▶ Dataset items
↓

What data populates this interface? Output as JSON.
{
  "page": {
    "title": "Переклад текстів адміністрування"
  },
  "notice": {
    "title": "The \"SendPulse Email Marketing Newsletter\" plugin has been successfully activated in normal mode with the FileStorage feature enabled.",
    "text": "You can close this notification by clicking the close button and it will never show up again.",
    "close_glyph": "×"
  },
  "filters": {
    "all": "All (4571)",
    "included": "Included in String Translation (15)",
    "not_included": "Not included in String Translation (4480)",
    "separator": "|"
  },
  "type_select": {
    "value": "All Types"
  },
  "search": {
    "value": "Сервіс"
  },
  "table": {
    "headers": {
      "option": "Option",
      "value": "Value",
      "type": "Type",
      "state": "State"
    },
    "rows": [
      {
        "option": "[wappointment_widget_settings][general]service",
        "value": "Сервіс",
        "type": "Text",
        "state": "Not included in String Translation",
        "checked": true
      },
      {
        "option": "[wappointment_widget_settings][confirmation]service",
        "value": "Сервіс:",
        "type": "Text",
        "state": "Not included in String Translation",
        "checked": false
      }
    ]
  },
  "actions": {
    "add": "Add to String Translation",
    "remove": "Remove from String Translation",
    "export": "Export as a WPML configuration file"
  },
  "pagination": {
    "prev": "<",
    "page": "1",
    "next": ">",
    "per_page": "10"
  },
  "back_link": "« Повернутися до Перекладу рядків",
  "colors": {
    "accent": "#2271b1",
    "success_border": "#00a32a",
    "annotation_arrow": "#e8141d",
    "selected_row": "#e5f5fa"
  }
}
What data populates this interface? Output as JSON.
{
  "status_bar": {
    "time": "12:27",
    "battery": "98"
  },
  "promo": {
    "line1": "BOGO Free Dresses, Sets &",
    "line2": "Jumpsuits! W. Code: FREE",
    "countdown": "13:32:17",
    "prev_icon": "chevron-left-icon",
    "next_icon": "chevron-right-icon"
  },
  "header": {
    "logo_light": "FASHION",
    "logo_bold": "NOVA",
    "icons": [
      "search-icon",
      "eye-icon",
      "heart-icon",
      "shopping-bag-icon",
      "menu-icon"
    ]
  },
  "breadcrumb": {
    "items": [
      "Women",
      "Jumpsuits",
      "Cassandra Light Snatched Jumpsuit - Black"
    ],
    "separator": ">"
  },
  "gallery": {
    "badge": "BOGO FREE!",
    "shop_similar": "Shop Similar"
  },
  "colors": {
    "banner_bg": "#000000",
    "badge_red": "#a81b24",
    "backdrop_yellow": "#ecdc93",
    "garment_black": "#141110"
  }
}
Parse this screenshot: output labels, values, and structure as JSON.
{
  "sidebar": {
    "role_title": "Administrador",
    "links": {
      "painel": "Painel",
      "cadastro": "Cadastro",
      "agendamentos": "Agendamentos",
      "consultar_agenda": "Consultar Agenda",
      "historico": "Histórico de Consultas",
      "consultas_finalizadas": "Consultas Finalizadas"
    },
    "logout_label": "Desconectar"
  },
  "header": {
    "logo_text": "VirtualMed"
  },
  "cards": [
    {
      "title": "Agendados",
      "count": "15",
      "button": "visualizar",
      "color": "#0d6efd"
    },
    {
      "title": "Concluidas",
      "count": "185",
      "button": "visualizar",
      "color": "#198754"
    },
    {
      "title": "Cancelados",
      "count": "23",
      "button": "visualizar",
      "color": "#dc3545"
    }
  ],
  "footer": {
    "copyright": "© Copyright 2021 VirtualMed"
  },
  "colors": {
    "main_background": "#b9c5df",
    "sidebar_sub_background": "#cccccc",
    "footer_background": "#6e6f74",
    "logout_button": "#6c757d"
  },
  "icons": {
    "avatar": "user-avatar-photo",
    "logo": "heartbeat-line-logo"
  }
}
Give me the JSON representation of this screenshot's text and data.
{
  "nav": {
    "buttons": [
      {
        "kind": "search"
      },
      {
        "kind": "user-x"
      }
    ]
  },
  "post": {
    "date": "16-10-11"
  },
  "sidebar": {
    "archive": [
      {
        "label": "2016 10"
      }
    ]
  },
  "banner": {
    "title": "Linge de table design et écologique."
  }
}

↑

▶ TASK OBJECTIVE
Output all of the material exactly as written.

▶ EXPECTED ANSWER
What data populates this interface? Output as JSON.
{
  "page": {
    "title": "Переклад текстів адміністрування"
  },
  "notice": {
    "title": "The \"SendPulse Email Marketing Newsletter\" plugin has been successfully activated in normal mode with the FileStorage feature enabled.",
    "text": "You can close this notification by clicking the close button and it will never show up again.",
    "close_glyph": "×"
  },
  "filters": {
    "all": "All (4571)",
    "included": "Included in String Translation (15)",
    "not_included": "Not included in String Translation (4480)",
    "separator": "|"
  },
  "type_select": {
    "value": "All Types"
  },
  "search": {
    "value": "Сервіс"
  },
  "table": {
    "headers": {
      "option": "Option",
      "value": "Value",
      "type": "Type",
      "state": "State"
    },
    "rows": [
      {
        "option": "[wappointment_widget_settings][general]service",
        "value": "Сервіс",
        "type": "Text",
        "state": "Not included in String Translation",
        "checked": true
      },
      {
        "option": "[wappointment_widget_settings][confirmation]service",
        "value": "Сервіс:",
        "type": "Text",
        "state": "Not included in String Translation",
        "checked": false
      }
    ]
  },
  "actions": {
    "add": "Add to String Translation",
    "remove": "Remove from String Translation",
    "export": "Export as a WPML configuration file"
  },
  "pagination": {
    "prev": "<",
    "page": "1",
    "next": ">",
    "per_page": "10"
  },
  "back_link": "« Повернутися до Перекладу рядків",
  "colors": {
    "accent": "#2271b1",
    "success_border": "#00a32a",
    "annotation_arrow": "#e8141d",
    "selected_row": "#e5f5fa"
  }
}
What data populates this interface? Output as JSON.
{
  "status_bar": {
    "time": "12:27",
    "battery": "98"
  },
  "promo": {
    "line1": "BOGO Free Dresses, Sets &",
    "line2": "Jumpsuits! W. Code: FREE",
    "countdown": "13:32:17",
    "prev_icon": "chevron-left-icon",
    "next_icon": "chevron-right-icon"
  },
  "header": {
    "logo_light": "FASHION",
    "logo_bold": "NOVA",
    "icons": [
      "search-icon",
      "eye-icon",
      "heart-icon",
      "shopping-bag-icon",
      "menu-icon"
    ]
  },
  "breadcrumb": {
    "items": [
      "Women",
      "Jumpsuits",
      "Cassandra Light Snatched Jumpsuit - Black"
    ],
    "separator": ">"
  },
  "gallery": {
    "badge": "BOGO FREE!",
    "shop_similar": "Shop Similar"
  },
  "colors": {
    "banner_bg": "#000000",
    "badge_red": "#a81b24",
    "backdrop_yellow": "#ecdc93",
    "garment_black": "#141110"
  }
}
Parse this screenshot: output labels, values, and structure as JSON.
{
  "sidebar": {
    "role_title": "Administrador",
    "links": {
      "painel": "Painel",
      "cadastro": "Cadastro",
      "agendamentos": "Agendamentos",
      "consultar_agenda": "Consultar Agenda",
      "historico": "Histórico de Consultas",
      "consultas_finalizadas": "Consultas Finalizadas"
    },
    "logout_label": "Desconectar"
  },
  "header": {
    "logo_text": "VirtualMed"
  },
  "cards": [
    {
      "title": "Agendados",
      "count": "15",
      "button": "visualizar",
      "color": "#0d6efd"
    },
    {
      "title": "Concluidas",
      "count": "185",
      "button": "visualizar",
      "color": "#198754"
    },
    {
      "title": "Cancelados",
      "count": "23",
      "button": "visualizar",
      "color": "#dc3545"
    }
  ],
  "footer": {
    "copyright": "© Copyright 2021 VirtualMed"
  },
  "colors": {
    "main_background": "#b9c5df",
    "sidebar_sub_background": "#cccccc",
    "footer_background": "#6e6f74",
    "logout_button": "#6c757d"
  },
  "icons": {
    "avatar": "user-avatar-photo",
    "logo": "heartbeat-line-logo"
  }
}
Give me the JSON representation of this screenshot's text and data.
{
  "nav": {
    "buttons": [
      {
        "kind": "search"
      },
      {
        "kind": "user-x"
      }
    ]
  },
  "post": {
    "date": "16-10-11"
  },
  "sidebar": {
    "archive": [
      {
        "label": "2016 10"
      }
    ]
  },
  "banner": {
    "title": "Linge de table design et écologique."
  }
}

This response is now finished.